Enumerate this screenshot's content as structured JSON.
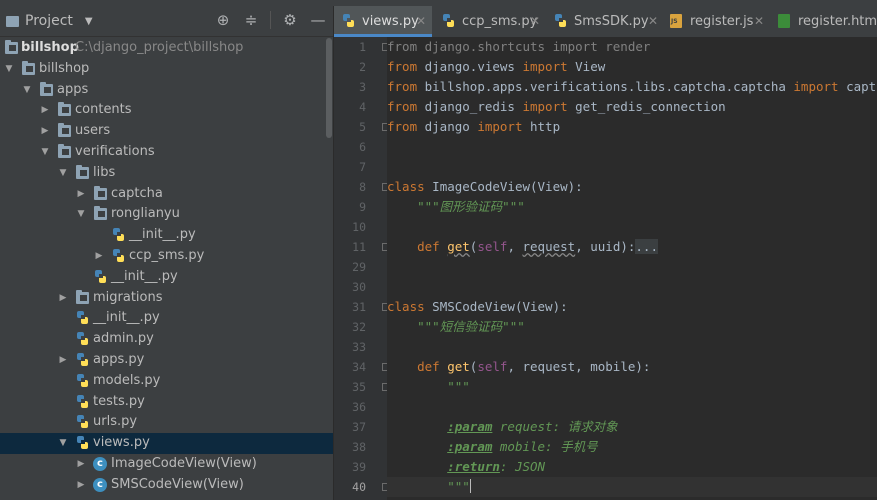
{
  "project_panel": {
    "title": "Project",
    "tree": [
      {
        "label": "billshop",
        "path": "C:\\django_project\\billshop",
        "type": "root"
      },
      {
        "label": "billshop",
        "type": "folder"
      },
      {
        "label": "apps",
        "type": "folder"
      },
      {
        "label": "contents",
        "type": "folder"
      },
      {
        "label": "users",
        "type": "folder"
      },
      {
        "label": "verifications",
        "type": "folder"
      },
      {
        "label": "libs",
        "type": "folder"
      },
      {
        "label": "captcha",
        "type": "folder"
      },
      {
        "label": "ronglianyu",
        "type": "folder"
      },
      {
        "label": "__init__.py",
        "type": "py"
      },
      {
        "label": "ccp_sms.py",
        "type": "py"
      },
      {
        "label": "__init__.py",
        "type": "py"
      },
      {
        "label": "migrations",
        "type": "folder"
      },
      {
        "label": "__init__.py",
        "type": "py"
      },
      {
        "label": "admin.py",
        "type": "py"
      },
      {
        "label": "apps.py",
        "type": "py"
      },
      {
        "label": "models.py",
        "type": "py"
      },
      {
        "label": "tests.py",
        "type": "py"
      },
      {
        "label": "urls.py",
        "type": "py"
      },
      {
        "label": "views.py",
        "type": "py",
        "selected": true
      },
      {
        "label": "ImageCodeView(View)",
        "type": "class"
      },
      {
        "label": "SMSCodeView(View)",
        "type": "class"
      }
    ]
  },
  "tabs": [
    {
      "label": "views.py",
      "active": true
    },
    {
      "label": "ccp_sms.py"
    },
    {
      "label": "SmsSDK.py"
    },
    {
      "label": "register.js"
    },
    {
      "label": "register.html"
    }
  ],
  "editor": {
    "current_line": "40",
    "line_numbers": [
      "1",
      "2",
      "3",
      "4",
      "5",
      "6",
      "7",
      "8",
      "9",
      "10",
      "11",
      "29",
      "30",
      "31",
      "32",
      "33",
      "34",
      "35",
      "36",
      "37",
      "38",
      "39",
      "40"
    ],
    "code": {
      "l1a": "from",
      "l1b": " django.shortcuts ",
      "l1c": "import",
      "l1d": " render",
      "l2a": "from",
      "l2b": " django.views ",
      "l2c": "import",
      "l2d": " View",
      "l3a": "from",
      "l3b": " billshop.apps.verifications.libs.captcha.captcha ",
      "l3c": "import",
      "l3d": " captcha",
      "l4a": "from",
      "l4b": " django_redis ",
      "l4c": "import",
      "l4d": " get_redis_connection",
      "l5a": "from",
      "l5b": " django ",
      "l5c": "import",
      "l5d": " http",
      "l8a": "class",
      "l8b": " ImageCodeView(View):",
      "l9": "    \"\"\"图形验证码\"\"\"",
      "l11a": "    def ",
      "l11b": "get",
      "l11c": "(",
      "l11d": "self",
      "l11e": ", ",
      "l11f": "request",
      "l11g": ", uuid):",
      "l11h": "...",
      "l31a": "class",
      "l31b": " SMSCodeView(View):",
      "l32": "    \"\"\"短信验证码\"\"\"",
      "l34a": "    def ",
      "l34b": "get",
      "l34c": "(",
      "l34d": "self",
      "l34e": ", request, mobile):",
      "l35": "        \"\"\"",
      "l37a": ":param",
      "l37b": " request: 请求对象",
      "l38a": ":param",
      "l38b": " mobile: 手机号",
      "l39a": ":return",
      "l39b": ": JSON",
      "l40": "        \"\"\""
    }
  }
}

==================================================

Given request:
Transcribe all of the records above character for character. Exclude the pictures.

Worked solution:
Enumerate this screenshot's content as structured JSON.
{
  "project_panel": {
    "title": "Project",
    "tree": [
      {
        "label": "billshop",
        "path": "C:\\django_project\\billshop",
        "type": "root"
      },
      {
        "label": "billshop",
        "type": "folder"
      },
      {
        "label": "apps",
        "type": "folder"
      },
      {
        "label": "contents",
        "type": "folder"
      },
      {
        "label": "users",
        "type": "folder"
      },
      {
        "label": "verifications",
        "type": "folder"
      },
      {
        "label": "libs",
        "type": "folder"
      },
      {
        "label": "captcha",
        "type": "folder"
      },
      {
        "label": "ronglianyu",
        "type": "folder"
      },
      {
        "label": "__init__.py",
        "type": "py"
      },
      {
        "label": "ccp_sms.py",
        "type": "py"
      },
      {
        "label": "__init__.py",
        "type": "py"
      },
      {
        "label": "migrations",
        "type": "folder"
      },
      {
        "label": "__init__.py",
        "type": "py"
      },
      {
        "label": "admin.py",
        "type": "py"
      },
      {
        "label": "apps.py",
        "type": "py"
      },
      {
        "label": "models.py",
        "type": "py"
      },
      {
        "label": "tests.py",
        "type": "py"
      },
      {
        "label": "urls.py",
        "type": "py"
      },
      {
        "label": "views.py",
        "type": "py",
        "selected": true
      },
      {
        "label": "ImageCodeView(View)",
        "type": "class"
      },
      {
        "label": "SMSCodeView(View)",
        "type": "class"
      }
    ]
  },
  "tabs": [
    {
      "label": "views.py",
      "active": true
    },
    {
      "label": "ccp_sms.py"
    },
    {
      "label": "SmsSDK.py"
    },
    {
      "label": "register.js"
    },
    {
      "label": "register.html"
    }
  ],
  "editor": {
    "current_line": "40",
    "line_numbers": [
      "1",
      "2",
      "3",
      "4",
      "5",
      "6",
      "7",
      "8",
      "9",
      "10",
      "11",
      "29",
      "30",
      "31",
      "32",
      "33",
      "34",
      "35",
      "36",
      "37",
      "38",
      "39",
      "40"
    ],
    "code": {
      "l1a": "from",
      "l1b": " django.shortcuts ",
      "l1c": "import",
      "l1d": " render",
      "l2a": "from",
      "l2b": " django.views ",
      "l2c": "import",
      "l2d": " View",
      "l3a": "from",
      "l3b": " billshop.apps.verifications.libs.captcha.captcha ",
      "l3c": "import",
      "l3d": " captcha",
      "l4a": "from",
      "l4b": " django_redis ",
      "l4c": "import",
      "l4d": " get_redis_connection",
      "l5a": "from",
      "l5b": " django ",
      "l5c": "import",
      "l5d": " http",
      "l8a": "class",
      "l8b": " ImageCodeView(View):",
      "l9": "    \"\"\"图形验证码\"\"\"",
      "l11a": "    def ",
      "l11b": "get",
      "l11c": "(",
      "l11d": "self",
      "l11e": ", ",
      "l11f": "request",
      "l11g": ", uuid):",
      "l11h": "...",
      "l31a": "class",
      "l31b": " SMSCodeView(View):",
      "l32": "    \"\"\"短信验证码\"\"\"",
      "l34a": "    def ",
      "l34b": "get",
      "l34c": "(",
      "l34d": "self",
      "l34e": ", request, mobile):",
      "l35": "        \"\"\"",
      "l37a": ":param",
      "l37b": " request: 请求对象",
      "l38a": ":param",
      "l38b": " mobile: 手机号",
      "l39a": ":return",
      "l39b": ": JSON",
      "l40": "        \"\"\""
    }
  }
}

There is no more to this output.